Reproduce all of the material word for word.

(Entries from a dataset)
______________________________

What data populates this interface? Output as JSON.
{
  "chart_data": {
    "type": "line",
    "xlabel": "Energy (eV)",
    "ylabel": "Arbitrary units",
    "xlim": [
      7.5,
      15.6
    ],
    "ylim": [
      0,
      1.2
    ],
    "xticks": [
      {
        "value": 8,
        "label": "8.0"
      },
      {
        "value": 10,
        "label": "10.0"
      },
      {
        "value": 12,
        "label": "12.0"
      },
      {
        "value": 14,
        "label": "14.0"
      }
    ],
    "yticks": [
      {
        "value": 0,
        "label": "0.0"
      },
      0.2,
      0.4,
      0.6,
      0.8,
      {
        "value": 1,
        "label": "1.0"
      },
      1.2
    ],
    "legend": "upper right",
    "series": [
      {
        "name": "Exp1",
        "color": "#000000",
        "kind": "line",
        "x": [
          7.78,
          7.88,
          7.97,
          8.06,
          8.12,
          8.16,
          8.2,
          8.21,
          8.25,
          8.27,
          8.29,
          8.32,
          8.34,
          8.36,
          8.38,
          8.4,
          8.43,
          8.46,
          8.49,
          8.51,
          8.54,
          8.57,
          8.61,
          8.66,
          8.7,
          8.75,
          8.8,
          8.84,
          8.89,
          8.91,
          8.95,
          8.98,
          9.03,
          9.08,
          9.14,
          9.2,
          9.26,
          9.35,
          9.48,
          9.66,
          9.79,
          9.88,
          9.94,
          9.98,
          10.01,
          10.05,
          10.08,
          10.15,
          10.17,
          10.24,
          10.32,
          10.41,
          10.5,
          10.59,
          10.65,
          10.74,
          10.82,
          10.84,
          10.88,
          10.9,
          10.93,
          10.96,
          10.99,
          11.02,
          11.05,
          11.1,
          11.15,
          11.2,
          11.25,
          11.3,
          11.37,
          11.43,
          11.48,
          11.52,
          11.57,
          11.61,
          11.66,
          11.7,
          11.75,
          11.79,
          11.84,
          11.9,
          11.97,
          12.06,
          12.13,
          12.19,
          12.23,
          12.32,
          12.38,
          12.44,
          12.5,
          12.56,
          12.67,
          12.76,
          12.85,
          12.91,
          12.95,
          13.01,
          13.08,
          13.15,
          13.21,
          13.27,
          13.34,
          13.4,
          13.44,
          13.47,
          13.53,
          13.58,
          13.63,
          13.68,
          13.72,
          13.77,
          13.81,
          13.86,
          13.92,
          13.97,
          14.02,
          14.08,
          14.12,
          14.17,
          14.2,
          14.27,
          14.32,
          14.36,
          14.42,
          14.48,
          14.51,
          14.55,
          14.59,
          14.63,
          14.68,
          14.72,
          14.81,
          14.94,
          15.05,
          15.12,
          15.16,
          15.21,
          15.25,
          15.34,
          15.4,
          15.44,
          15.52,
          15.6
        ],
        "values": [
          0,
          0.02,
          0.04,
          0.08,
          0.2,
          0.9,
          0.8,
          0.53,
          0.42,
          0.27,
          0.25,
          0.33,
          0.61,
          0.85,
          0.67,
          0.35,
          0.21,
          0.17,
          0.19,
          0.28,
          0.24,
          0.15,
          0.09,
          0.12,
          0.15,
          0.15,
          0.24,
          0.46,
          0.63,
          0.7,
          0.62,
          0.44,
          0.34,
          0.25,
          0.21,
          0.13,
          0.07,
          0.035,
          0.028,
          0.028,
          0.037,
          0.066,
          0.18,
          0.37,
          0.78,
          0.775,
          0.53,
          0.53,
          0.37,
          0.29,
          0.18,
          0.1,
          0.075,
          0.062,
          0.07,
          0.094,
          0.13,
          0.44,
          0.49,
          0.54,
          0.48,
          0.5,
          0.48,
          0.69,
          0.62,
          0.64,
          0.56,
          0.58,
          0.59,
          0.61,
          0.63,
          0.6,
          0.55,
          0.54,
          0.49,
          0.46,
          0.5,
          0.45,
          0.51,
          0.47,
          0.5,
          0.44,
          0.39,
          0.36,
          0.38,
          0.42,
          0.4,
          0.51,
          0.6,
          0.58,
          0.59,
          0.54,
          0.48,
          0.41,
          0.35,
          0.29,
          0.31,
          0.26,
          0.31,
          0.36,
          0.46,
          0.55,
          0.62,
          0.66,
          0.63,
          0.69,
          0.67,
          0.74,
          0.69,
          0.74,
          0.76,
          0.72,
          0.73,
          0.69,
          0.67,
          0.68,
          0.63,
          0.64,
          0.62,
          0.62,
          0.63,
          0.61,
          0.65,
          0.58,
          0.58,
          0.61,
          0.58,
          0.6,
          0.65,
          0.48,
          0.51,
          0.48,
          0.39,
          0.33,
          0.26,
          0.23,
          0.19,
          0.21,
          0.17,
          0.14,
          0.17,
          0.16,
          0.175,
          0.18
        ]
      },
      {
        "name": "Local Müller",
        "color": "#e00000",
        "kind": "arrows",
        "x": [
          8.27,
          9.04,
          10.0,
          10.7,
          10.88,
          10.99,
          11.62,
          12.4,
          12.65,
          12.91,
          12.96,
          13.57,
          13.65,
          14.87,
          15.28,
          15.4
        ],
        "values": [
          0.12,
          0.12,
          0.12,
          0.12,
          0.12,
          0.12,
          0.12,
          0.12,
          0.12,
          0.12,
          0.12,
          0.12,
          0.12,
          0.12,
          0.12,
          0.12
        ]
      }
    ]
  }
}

______________________________

*Task answer*:
What data populates this interface? Output as JSON.
{
  "chart_data": {
    "type": "line",
    "xlabel": "Energy (eV)",
    "ylabel": "Arbitrary units",
    "xlim": [
      7.5,
      15.6
    ],
    "ylim": [
      0,
      1.2
    ],
    "xticks": [
      {
        "value": 8,
        "label": "8.0"
      },
      {
        "value": 10,
        "label": "10.0"
      },
      {
        "value": 12,
        "label": "12.0"
      },
      {
        "value": 14,
        "label": "14.0"
      }
    ],
    "yticks": [
      {
        "value": 0,
        "label": "0.0"
      },
      0.2,
      0.4,
      0.6,
      0.8,
      {
        "value": 1,
        "label": "1.0"
      },
      1.2
    ],
    "legend": "upper right",
    "series": [
      {
        "name": "Exp1",
        "color": "#000000",
        "kind": "line",
        "x": [
          7.78,
          7.88,
          7.97,
          8.06,
          8.12,
          8.16,
          8.2,
          8.21,
          8.25,
          8.27,
          8.29,
          8.32,
          8.34,
          8.36,
          8.38,
          8.4,
          8.43,
          8.46,
          8.49,
          8.51,
          8.54,
          8.57,
          8.61,
          8.66,
          8.7,
          8.75,
          8.8,
          8.84,
          8.89,
          8.91,
          8.95,
          8.98,
          9.03,
          9.08,
          9.14,
          9.2,
          9.26,
          9.35,
          9.48,
          9.66,
          9.79,
          9.88,
          9.94,
          9.98,
          10.01,
          10.05,
          10.08,
          10.15,
          10.17,
          10.24,
          10.32,
          10.41,
          10.5,
          10.59,
          10.65,
          10.74,
          10.82,
          10.84,
          10.88,
          10.9,
          10.93,
          10.96,
          10.99,
          11.02,
          11.05,
          11.1,
          11.15,
          11.2,
          11.25,
          11.3,
          11.37,
          11.43,
          11.48,
          11.52,
          11.57,
          11.61,
          11.66,
          11.7,
          11.75,
          11.79,
          11.84,
          11.9,
          11.97,
          12.06,
          12.13,
          12.19,
          12.23,
          12.32,
          12.38,
          12.44,
          12.5,
          12.56,
          12.67,
          12.76,
          12.85,
          12.91,
          12.95,
          13.01,
          13.08,
          13.15,
          13.21,
          13.27,
          13.34,
          13.4,
          13.44,
          13.47,
          13.53,
          13.58,
          13.63,
          13.68,
          13.72,
          13.77,
          13.81,
          13.86,
          13.92,
          13.97,
          14.02,
          14.08,
          14.12,
          14.17,
          14.2,
          14.27,
          14.32,
          14.36,
          14.42,
          14.48,
          14.51,
          14.55,
          14.59,
          14.63,
          14.68,
          14.72,
          14.81,
          14.94,
          15.05,
          15.12,
          15.16,
          15.21,
          15.25,
          15.34,
          15.4,
          15.44,
          15.52,
          15.6
        ],
        "values": [
          0,
          0.02,
          0.04,
          0.08,
          0.2,
          0.9,
          0.8,
          0.53,
          0.42,
          0.27,
          0.25,
          0.33,
          0.61,
          0.85,
          0.67,
          0.35,
          0.21,
          0.17,
          0.19,
          0.28,
          0.24,
          0.15,
          0.09,
          0.12,
          0.15,
          0.15,
          0.24,
          0.46,
          0.63,
          0.7,
          0.62,
          0.44,
          0.34,
          0.25,
          0.21,
          0.13,
          0.07,
          0.035,
          0.028,
          0.028,
          0.037,
          0.066,
          0.18,
          0.37,
          0.78,
          0.775,
          0.53,
          0.53,
          0.37,
          0.29,
          0.18,
          0.1,
          0.075,
          0.062,
          0.07,
          0.094,
          0.13,
          0.44,
          0.49,
          0.54,
          0.48,
          0.5,
          0.48,
          0.69,
          0.62,
          0.64,
          0.56,
          0.58,
          0.59,
          0.61,
          0.63,
          0.6,
          0.55,
          0.54,
          0.49,
          0.46,
          0.5,
          0.45,
          0.51,
          0.47,
          0.5,
          0.44,
          0.39,
          0.36,
          0.38,
          0.42,
          0.4,
          0.51,
          0.6,
          0.58,
          0.59,
          0.54,
          0.48,
          0.41,
          0.35,
          0.29,
          0.31,
          0.26,
          0.31,
          0.36,
          0.46,
          0.55,
          0.62,
          0.66,
          0.63,
          0.69,
          0.67,
          0.74,
          0.69,
          0.74,
          0.76,
          0.72,
          0.73,
          0.69,
          0.67,
          0.68,
          0.63,
          0.64,
          0.62,
          0.62,
          0.63,
          0.61,
          0.65,
          0.58,
          0.58,
          0.61,
          0.58,
          0.6,
          0.65,
          0.48,
          0.51,
          0.48,
          0.39,
          0.33,
          0.26,
          0.23,
          0.19,
          0.21,
          0.17,
          0.14,
          0.17,
          0.16,
          0.175,
          0.18
        ]
      },
      {
        "name": "Local Müller",
        "color": "#e00000",
        "kind": "arrows",
        "x": [
          8.27,
          9.04,
          10.0,
          10.7,
          10.88,
          10.99,
          11.62,
          12.4,
          12.65,
          12.91,
          12.96,
          13.57,
          13.65,
          14.87,
          15.28,
          15.4
        ],
        "values": [
          0.12,
          0.12,
          0.12,
          0.12,
          0.12,
          0.12,
          0.12,
          0.12,
          0.12,
          0.12,
          0.12,
          0.12,
          0.12,
          0.12,
          0.12,
          0.12
        ]
      }
    ]
  }
}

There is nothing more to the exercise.